» Required task: Extract each line holding the word "Доля" from the entries.

» Records for processing:
<<<<

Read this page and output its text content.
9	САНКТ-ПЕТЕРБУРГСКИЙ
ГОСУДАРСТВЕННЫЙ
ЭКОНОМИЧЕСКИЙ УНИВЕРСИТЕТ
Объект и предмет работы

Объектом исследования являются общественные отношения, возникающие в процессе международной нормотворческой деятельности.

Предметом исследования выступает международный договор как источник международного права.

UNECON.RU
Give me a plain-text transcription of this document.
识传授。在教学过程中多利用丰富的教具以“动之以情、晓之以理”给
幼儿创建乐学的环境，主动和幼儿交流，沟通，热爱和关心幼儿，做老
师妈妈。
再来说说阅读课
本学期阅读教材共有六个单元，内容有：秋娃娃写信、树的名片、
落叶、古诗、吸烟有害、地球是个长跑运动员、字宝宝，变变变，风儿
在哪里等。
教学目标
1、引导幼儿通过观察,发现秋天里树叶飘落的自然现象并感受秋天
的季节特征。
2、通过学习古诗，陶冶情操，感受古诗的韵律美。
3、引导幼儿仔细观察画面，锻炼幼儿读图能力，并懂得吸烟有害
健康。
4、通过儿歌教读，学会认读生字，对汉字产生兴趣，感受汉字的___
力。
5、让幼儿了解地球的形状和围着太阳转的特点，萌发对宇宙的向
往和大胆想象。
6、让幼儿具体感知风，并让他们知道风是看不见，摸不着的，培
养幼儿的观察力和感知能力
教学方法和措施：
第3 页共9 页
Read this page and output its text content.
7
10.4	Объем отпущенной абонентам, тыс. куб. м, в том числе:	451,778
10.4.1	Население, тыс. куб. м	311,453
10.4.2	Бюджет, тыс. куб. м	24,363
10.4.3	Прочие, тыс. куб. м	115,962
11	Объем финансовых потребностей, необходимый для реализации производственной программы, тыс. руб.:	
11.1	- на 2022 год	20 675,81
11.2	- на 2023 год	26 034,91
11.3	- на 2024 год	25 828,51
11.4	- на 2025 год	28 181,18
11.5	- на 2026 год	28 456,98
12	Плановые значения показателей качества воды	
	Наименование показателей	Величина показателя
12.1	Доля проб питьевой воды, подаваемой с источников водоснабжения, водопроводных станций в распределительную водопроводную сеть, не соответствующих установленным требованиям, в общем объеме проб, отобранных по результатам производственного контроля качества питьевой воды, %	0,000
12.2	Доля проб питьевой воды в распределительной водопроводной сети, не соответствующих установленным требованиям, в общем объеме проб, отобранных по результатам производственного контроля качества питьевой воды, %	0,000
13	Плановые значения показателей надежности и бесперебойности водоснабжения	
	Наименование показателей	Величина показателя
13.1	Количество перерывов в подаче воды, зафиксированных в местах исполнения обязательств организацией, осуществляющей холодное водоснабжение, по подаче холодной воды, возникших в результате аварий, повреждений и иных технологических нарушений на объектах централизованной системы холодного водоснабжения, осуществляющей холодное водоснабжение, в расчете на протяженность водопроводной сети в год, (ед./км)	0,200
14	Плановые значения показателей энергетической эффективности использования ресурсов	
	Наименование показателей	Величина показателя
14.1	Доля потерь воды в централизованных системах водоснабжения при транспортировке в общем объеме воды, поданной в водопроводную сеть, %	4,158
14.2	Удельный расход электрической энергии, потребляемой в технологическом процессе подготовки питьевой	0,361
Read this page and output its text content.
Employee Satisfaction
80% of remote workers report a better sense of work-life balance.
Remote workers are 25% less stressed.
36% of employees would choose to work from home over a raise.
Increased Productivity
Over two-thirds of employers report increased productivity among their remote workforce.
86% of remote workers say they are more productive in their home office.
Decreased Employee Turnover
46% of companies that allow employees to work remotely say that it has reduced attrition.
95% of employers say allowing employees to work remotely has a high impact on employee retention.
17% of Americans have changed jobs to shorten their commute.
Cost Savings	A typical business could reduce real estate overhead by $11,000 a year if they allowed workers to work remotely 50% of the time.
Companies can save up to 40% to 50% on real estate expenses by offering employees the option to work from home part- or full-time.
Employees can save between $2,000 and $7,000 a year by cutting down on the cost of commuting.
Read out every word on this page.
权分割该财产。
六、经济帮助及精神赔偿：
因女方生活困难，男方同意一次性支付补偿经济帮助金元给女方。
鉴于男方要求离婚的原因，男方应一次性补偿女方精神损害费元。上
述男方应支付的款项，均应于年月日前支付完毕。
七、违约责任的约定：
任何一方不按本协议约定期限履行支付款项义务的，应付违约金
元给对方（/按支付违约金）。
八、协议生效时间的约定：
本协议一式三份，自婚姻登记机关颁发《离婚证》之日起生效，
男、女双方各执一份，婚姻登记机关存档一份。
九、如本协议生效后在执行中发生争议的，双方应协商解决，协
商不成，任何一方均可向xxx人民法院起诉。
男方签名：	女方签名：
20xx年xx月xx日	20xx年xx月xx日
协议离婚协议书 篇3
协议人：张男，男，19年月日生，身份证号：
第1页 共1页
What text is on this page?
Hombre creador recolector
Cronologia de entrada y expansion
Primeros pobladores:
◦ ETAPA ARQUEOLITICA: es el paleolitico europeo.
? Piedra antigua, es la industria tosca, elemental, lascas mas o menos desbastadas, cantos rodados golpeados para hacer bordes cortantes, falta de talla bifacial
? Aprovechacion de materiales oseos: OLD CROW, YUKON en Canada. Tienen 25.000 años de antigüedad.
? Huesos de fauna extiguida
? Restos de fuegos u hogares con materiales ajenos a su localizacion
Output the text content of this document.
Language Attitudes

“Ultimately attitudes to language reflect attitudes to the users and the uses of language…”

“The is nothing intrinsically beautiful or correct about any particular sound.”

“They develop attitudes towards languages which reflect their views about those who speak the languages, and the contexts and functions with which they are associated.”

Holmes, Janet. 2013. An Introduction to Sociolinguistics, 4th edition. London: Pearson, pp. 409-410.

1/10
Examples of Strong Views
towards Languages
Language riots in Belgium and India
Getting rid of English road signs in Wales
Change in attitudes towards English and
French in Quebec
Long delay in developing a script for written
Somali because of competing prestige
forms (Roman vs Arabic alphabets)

>>>>

» Full response:
12.1	Доля проб питьевой воды, подаваемой с источников водоснабжения, водопроводных станций в распределительную водопроводную сеть, не соответствующих установленным требованиям, в общем объеме проб, отобранных по результатам производственного контроля качества питьевой воды, %	0,000
12.2	Доля проб питьевой воды в распределительной водопроводной сети, не соответствующих установленным требованиям, в общем объеме проб, отобранных по результатам производственного контроля качества питьевой воды, %	0,000
14.1	Доля потерь воды в централизованных системах водоснабжения при транспортировке в общем объеме воды, поданной в водопроводную сеть, %	4,158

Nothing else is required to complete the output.